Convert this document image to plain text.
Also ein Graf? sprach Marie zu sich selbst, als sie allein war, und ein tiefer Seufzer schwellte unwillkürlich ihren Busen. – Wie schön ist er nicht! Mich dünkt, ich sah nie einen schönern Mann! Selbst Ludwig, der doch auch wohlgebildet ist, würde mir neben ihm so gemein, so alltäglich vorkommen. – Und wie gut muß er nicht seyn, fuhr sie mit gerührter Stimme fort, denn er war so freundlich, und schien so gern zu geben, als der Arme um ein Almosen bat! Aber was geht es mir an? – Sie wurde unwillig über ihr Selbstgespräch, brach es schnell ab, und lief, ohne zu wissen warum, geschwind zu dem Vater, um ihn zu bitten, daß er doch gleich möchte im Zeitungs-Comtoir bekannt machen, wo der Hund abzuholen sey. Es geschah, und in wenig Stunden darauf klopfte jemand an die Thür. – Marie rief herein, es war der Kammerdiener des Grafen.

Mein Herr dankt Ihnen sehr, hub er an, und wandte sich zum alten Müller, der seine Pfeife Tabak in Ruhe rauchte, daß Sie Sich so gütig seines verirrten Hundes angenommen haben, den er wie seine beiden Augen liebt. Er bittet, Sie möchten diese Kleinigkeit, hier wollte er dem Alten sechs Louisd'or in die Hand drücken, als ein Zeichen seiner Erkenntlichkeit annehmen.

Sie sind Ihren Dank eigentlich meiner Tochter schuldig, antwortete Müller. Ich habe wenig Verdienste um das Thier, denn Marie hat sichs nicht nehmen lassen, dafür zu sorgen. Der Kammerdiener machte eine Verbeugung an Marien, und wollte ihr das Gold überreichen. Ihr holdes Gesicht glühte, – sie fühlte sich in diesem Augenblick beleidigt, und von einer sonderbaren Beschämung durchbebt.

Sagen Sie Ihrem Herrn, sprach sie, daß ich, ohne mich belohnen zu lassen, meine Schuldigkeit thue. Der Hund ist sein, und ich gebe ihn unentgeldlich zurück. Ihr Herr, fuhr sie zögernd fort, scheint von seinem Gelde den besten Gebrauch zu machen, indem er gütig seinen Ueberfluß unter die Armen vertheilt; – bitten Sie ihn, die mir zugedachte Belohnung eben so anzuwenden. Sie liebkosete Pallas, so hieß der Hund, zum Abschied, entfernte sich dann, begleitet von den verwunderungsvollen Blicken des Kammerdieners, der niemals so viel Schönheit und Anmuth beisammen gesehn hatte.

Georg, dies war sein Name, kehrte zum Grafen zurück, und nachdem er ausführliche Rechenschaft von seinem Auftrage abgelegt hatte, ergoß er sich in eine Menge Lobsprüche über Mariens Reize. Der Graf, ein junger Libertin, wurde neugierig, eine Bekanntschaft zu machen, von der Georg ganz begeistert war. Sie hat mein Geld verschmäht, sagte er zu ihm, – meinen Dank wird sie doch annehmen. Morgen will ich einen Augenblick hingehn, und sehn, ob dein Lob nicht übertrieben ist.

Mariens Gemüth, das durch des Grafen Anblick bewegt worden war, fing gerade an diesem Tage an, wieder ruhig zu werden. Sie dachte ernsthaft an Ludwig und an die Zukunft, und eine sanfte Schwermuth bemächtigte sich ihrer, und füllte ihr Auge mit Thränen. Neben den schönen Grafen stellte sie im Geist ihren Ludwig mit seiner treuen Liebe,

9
****************
Top to bottom, set down the whole listing exactly.

Convert this document image to plain text.
Also ein Graf? sprach Marie zu sich selbst, als sie allein war, und ein tiefer Seufzer schwellte unwillkürlich ihren Busen. – Wie schön ist er nicht! Mich dünkt, ich sah nie einen schönern Mann! Selbst Ludwig, der doch auch wohlgebildet ist, würde mir neben ihm so gemein, so alltäglich vorkommen. – Und wie gut muß er nicht seyn, fuhr sie mit gerührter Stimme fort, denn er war so freundlich, und schien so gern zu geben, als der Arme um ein Almosen bat! Aber was geht es mir an? – Sie wurde unwillig über ihr Selbstgespräch, brach es schnell ab, und lief, ohne zu wissen warum, geschwind zu dem Vater, um ihn zu bitten, daß er doch gleich möchte im Zeitungs-Comtoir bekannt machen, wo der Hund abzuholen sey. Es geschah, und in wenig Stunden darauf klopfte jemand an die Thür. – Marie rief herein, es war der Kammerdiener des Grafen.

Mein Herr dankt Ihnen sehr, hub er an, und wandte sich zum alten Müller, der seine Pfeife Tabak in Ruhe rauchte, daß Sie Sich so gütig seines verirrten Hundes angenommen haben, den er wie seine beiden Augen liebt. Er bittet, Sie möchten diese Kleinigkeit, hier wollte er dem Alten sechs Louisd'or in die Hand drücken, als ein Zeichen seiner Erkenntlichkeit annehmen.

Sie sind Ihren Dank eigentlich meiner Tochter schuldig, antwortete Müller. Ich habe wenig Verdienste um das Thier, denn Marie hat sichs nicht nehmen lassen, dafür zu sorgen. Der Kammerdiener machte eine Verbeugung an Marien, und wollte ihr das Gold überreichen. Ihr holdes Gesicht glühte, – sie fühlte sich in diesem Augenblick beleidigt, und von einer sonderbaren Beschämung durchbebt.

Sagen Sie Ihrem Herrn, sprach sie, daß ich, ohne mich belohnen zu lassen, meine Schuldigkeit thue. Der Hund ist sein, und ich gebe ihn unentgeldlich zurück. Ihr Herr, fuhr sie zögernd fort, scheint von seinem Gelde den besten Gebrauch zu machen, indem er gütig seinen Ueberfluß unter die Armen vertheilt; – bitten Sie ihn, die mir zugedachte Belohnung eben so anzuwenden. Sie liebkosete Pallas, so hieß der Hund, zum Abschied, entfernte sich dann, begleitet von den verwunderungsvollen Blicken des Kammerdieners, der niemals so viel Schönheit und Anmuth beisammen gesehn hatte.

Georg, dies war sein Name, kehrte zum Grafen zurück, und nachdem er ausführliche Rechenschaft von seinem Auftrage abgelegt hatte, ergoß er sich in eine Menge Lobsprüche über Mariens Reize. Der Graf, ein junger Libertin, wurde neugierig, eine Bekanntschaft zu machen, von der Georg ganz begeistert war. Sie hat mein Geld verschmäht, sagte er zu ihm, – meinen Dank wird sie doch annehmen. Morgen will ich einen Augenblick hingehn, und sehn, ob dein Lob nicht übertrieben ist.

Mariens Gemüth, das durch des Grafen Anblick bewegt worden war, fing gerade an diesem Tage an, wieder ruhig zu werden. Sie dachte ernsthaft an Ludwig und an die Zukunft, und eine sanfte Schwermuth bemächtigte sich ihrer, und füllte ihr Auge mit Thränen. Neben den schönen Grafen stellte sie im Geist ihren Ludwig mit seiner treuen Liebe,

9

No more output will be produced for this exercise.